>> Begin RECORDS SHOWN

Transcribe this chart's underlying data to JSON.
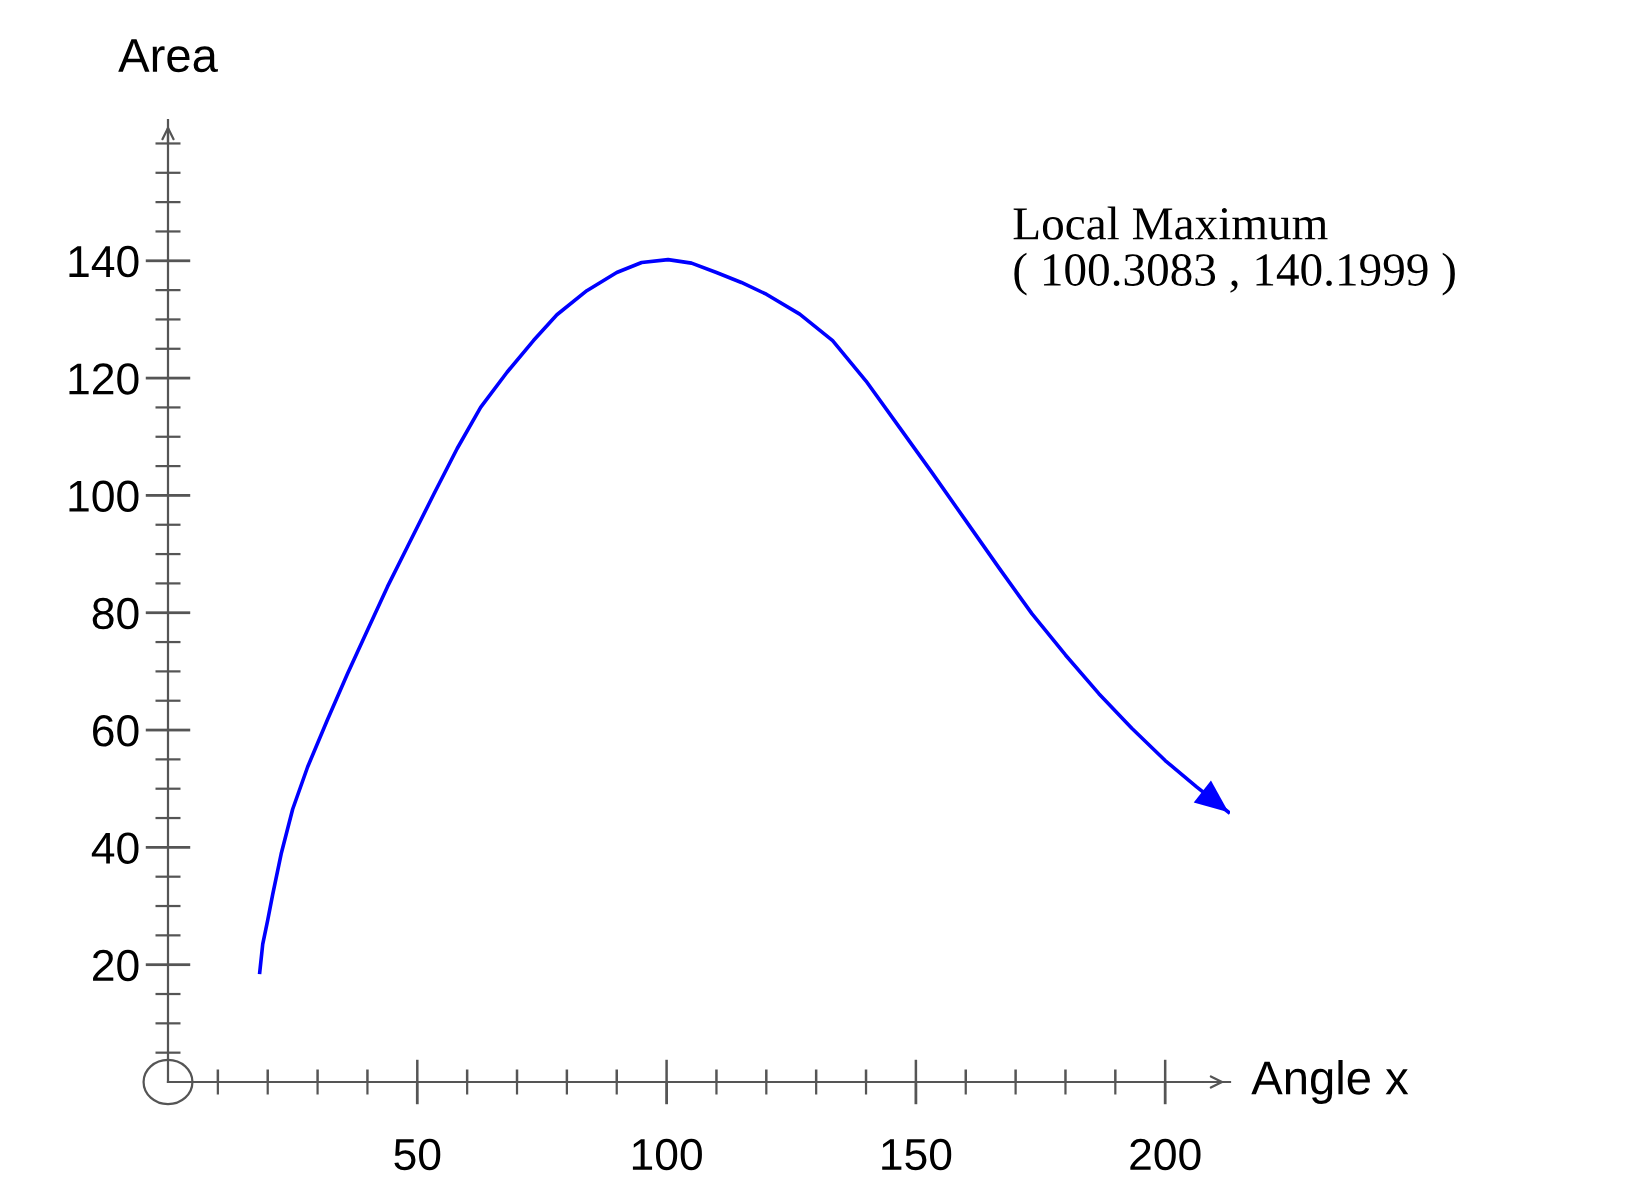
{
  "chart_data": {
    "type": "line",
    "xlabel": "Angle x",
    "ylabel": "Area",
    "annotations": [
      "Local Maximum\n( 100.3083 , 140.1999 )"
    ],
    "x": [
      18.4,
      19,
      20,
      21,
      22.7,
      25,
      28,
      32,
      36,
      40,
      44,
      48,
      53.3,
      58,
      62.7,
      68,
      73.3,
      78,
      84,
      90,
      95,
      100.3,
      105,
      110,
      115,
      120,
      126.7,
      133.3,
      140,
      146.7,
      153.3,
      160,
      166.7,
      173.3,
      180,
      186.7,
      193.3,
      200,
      206.3,
      212.7
    ],
    "series": [
      {
        "color": "#0000ff",
        "values": [
          18.7,
          23.5,
          27.6,
          32,
          38.9,
          46.5,
          53.7,
          61.8,
          69.6,
          77,
          84.4,
          91.2,
          100.2,
          108,
          115,
          121,
          126.4,
          130.8,
          134.9,
          138,
          139.7,
          140.2,
          139.6,
          138,
          136.3,
          134.3,
          130.9,
          126.4,
          119.5,
          111.6,
          103.8,
          95.7,
          87.6,
          79.8,
          72.8,
          66.2,
          60.3,
          54.8,
          50.3,
          46
        ]
      }
    ],
    "xlim": [
      0,
      213
    ],
    "ylim": [
      0,
      164
    ],
    "xticks": [
      {
        "value": 10,
        "label": null
      },
      {
        "value": 20,
        "label": null
      },
      {
        "value": 30,
        "label": null
      },
      {
        "value": 40,
        "label": null
      },
      50,
      {
        "value": 60,
        "label": null
      },
      {
        "value": 70,
        "label": null
      },
      {
        "value": 80,
        "label": null
      },
      {
        "value": 90,
        "label": null
      },
      100,
      {
        "value": 110,
        "label": null
      },
      {
        "value": 120,
        "label": null
      },
      {
        "value": 130,
        "label": null
      },
      {
        "value": 140,
        "label": null
      },
      150,
      {
        "value": 160,
        "label": null
      },
      {
        "value": 170,
        "label": null
      },
      {
        "value": 180,
        "label": null
      },
      {
        "value": 190,
        "label": null
      },
      200
    ],
    "yticks": [
      20,
      40,
      60,
      80,
      100,
      120,
      140
    ],
    "grid": false,
    "marker": "none",
    "line_style": "solid"
  }
}
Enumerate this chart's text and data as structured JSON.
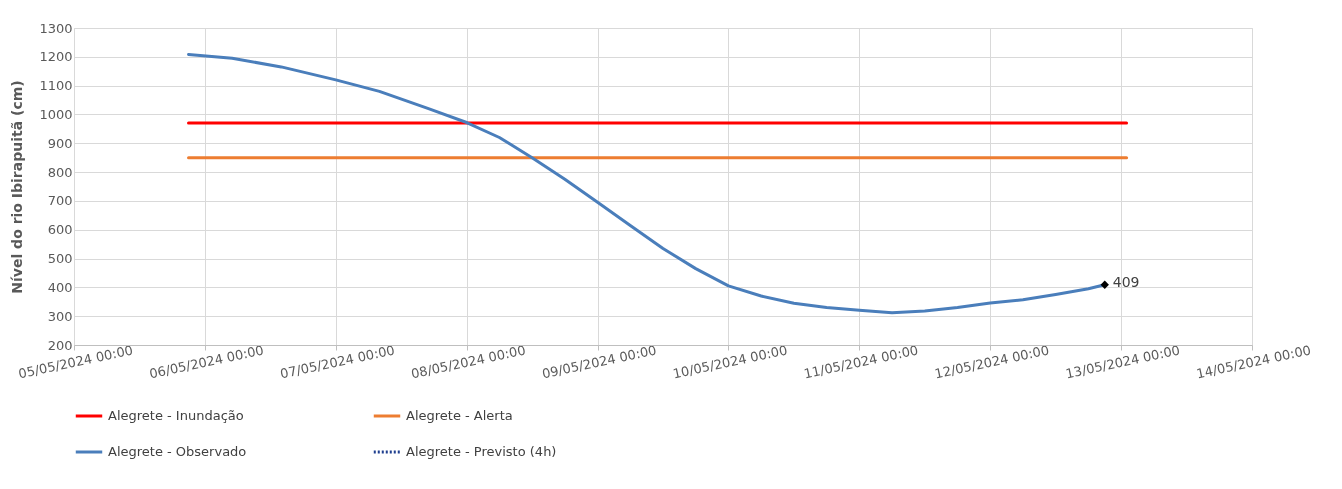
{
  "chart_data": {
    "type": "line",
    "ylabel": "Nível do rio Ibirapuitã (cm)",
    "xlim": [
      "2024-05-05T00:00",
      "2024-05-14T00:00"
    ],
    "xticks": [
      {
        "value": "2024-05-05T00:00",
        "label": "05/05/2024 00:00"
      },
      {
        "value": "2024-05-06T00:00",
        "label": "06/05/2024 00:00"
      },
      {
        "value": "2024-05-07T00:00",
        "label": "07/05/2024 00:00"
      },
      {
        "value": "2024-05-08T00:00",
        "label": "08/05/2024 00:00"
      },
      {
        "value": "2024-05-09T00:00",
        "label": "09/05/2024 00:00"
      },
      {
        "value": "2024-05-10T00:00",
        "label": "10/05/2024 00:00"
      },
      {
        "value": "2024-05-11T00:00",
        "label": "11/05/2024 00:00"
      },
      {
        "value": "2024-05-12T00:00",
        "label": "12/05/2024 00:00"
      },
      {
        "value": "2024-05-13T00:00",
        "label": "13/05/2024 00:00"
      },
      {
        "value": "2024-05-14T00:00",
        "label": "14/05/2024 00:00"
      }
    ],
    "ylim": [
      200,
      1300
    ],
    "yticks": [
      200,
      300,
      400,
      500,
      600,
      700,
      800,
      900,
      1000,
      1100,
      1200,
      1300
    ],
    "grid": true,
    "legend": "bottom",
    "marker": "none",
    "series": [
      {
        "name": "Alegrete - Inundação",
        "color": "#ff0000",
        "line_style": "solid",
        "x": [
          "2024-05-05T21:00",
          "2024-05-13T01:00"
        ],
        "values": [
          970,
          970
        ]
      },
      {
        "name": "Alegrete - Alerta",
        "color": "#ed7d31",
        "line_style": "solid",
        "x": [
          "2024-05-05T21:00",
          "2024-05-13T01:00"
        ],
        "values": [
          850,
          850
        ]
      },
      {
        "name": "Alegrete - Observado",
        "color": "#4a7ebb",
        "line_style": "solid",
        "x": [
          "2024-05-05T21:00",
          "2024-05-06T05:00",
          "2024-05-06T14:00",
          "2024-05-07T00:00",
          "2024-05-07T08:00",
          "2024-05-07T17:00",
          "2024-05-08T00:00",
          "2024-05-08T06:00",
          "2024-05-08T12:00",
          "2024-05-08T18:00",
          "2024-05-09T00:00",
          "2024-05-09T06:00",
          "2024-05-09T12:00",
          "2024-05-09T18:00",
          "2024-05-10T00:00",
          "2024-05-10T06:00",
          "2024-05-10T12:00",
          "2024-05-10T18:00",
          "2024-05-11T00:00",
          "2024-05-11T06:00",
          "2024-05-11T12:00",
          "2024-05-11T18:00",
          "2024-05-12T00:00",
          "2024-05-12T06:00",
          "2024-05-12T12:00",
          "2024-05-12T18:00",
          "2024-05-12T21:00"
        ],
        "values": [
          1208,
          1195,
          1165,
          1120,
          1080,
          1020,
          972,
          920,
          850,
          775,
          695,
          615,
          535,
          465,
          405,
          370,
          345,
          330,
          321,
          312,
          318,
          330,
          346,
          357,
          375,
          395,
          409
        ]
      },
      {
        "name": "Alegrete - Previsto (4h)",
        "color": "#1f3f8f",
        "line_style": "dotted"
      },
      {
        "type": "scatter",
        "color": "#000000",
        "marker": "diamond",
        "x": [
          "2024-05-12T21:00"
        ],
        "values": [
          409
        ],
        "value_labels": [
          "409"
        ]
      }
    ]
  }
}
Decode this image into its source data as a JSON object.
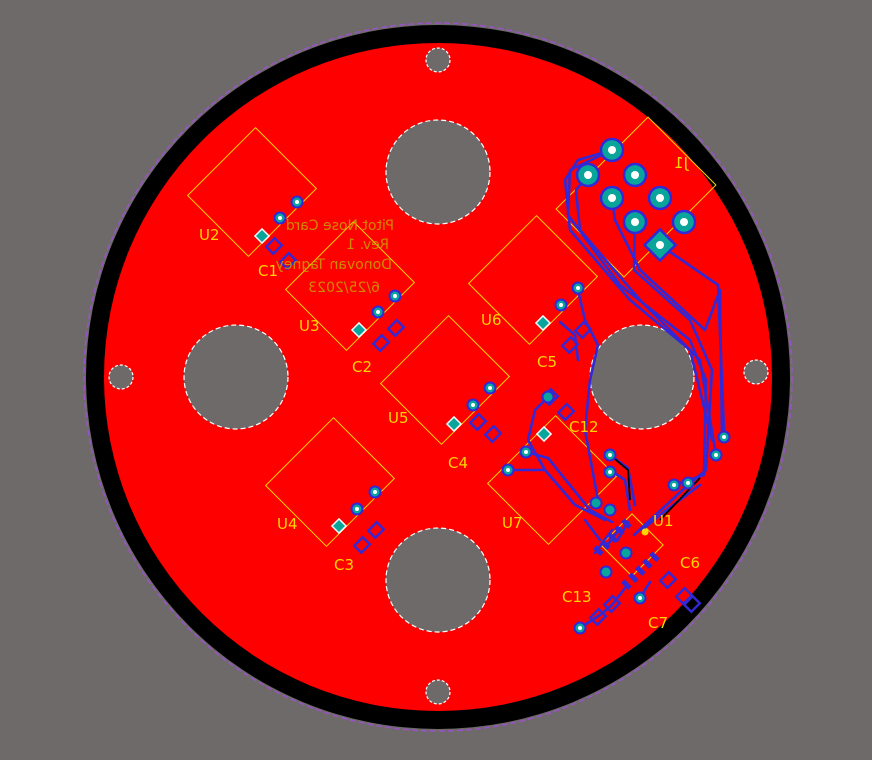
{
  "colors": {
    "background": "#6e6a6a",
    "copper": "#ff0000",
    "ring": "#000000",
    "outline": "#9a52c8",
    "silkscreen": "#ffd400",
    "trace": "#3328d6",
    "pad": "#0aa59a"
  },
  "labels": {
    "j1": "J1",
    "u1": "U1",
    "u2": "U2",
    "u3": "U3",
    "u4": "U4",
    "u5": "U5",
    "u6": "U6",
    "u7": "U7",
    "c1": "C1",
    "c2": "C2",
    "c3": "C3",
    "c4": "C4",
    "c5": "C5",
    "c6": "C6",
    "c7": "C7",
    "c12": "C12",
    "c13": "C13"
  },
  "silkscreen_text": {
    "line1": "Pitot Nose Card",
    "line2": "Rev. 1",
    "line3": "Donovan Tagney",
    "line4": "6/25/2023"
  }
}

>> End RECORDS SHOWN

▸ **STATED PROBLEM**:
Copy out each line of the material that holds the word "ylabel".

▸ **WRITTEN RESPONSE**:
    "ylabel": "Area",
    "ylabel": "Nível do rio Ibirapuitã (cm)",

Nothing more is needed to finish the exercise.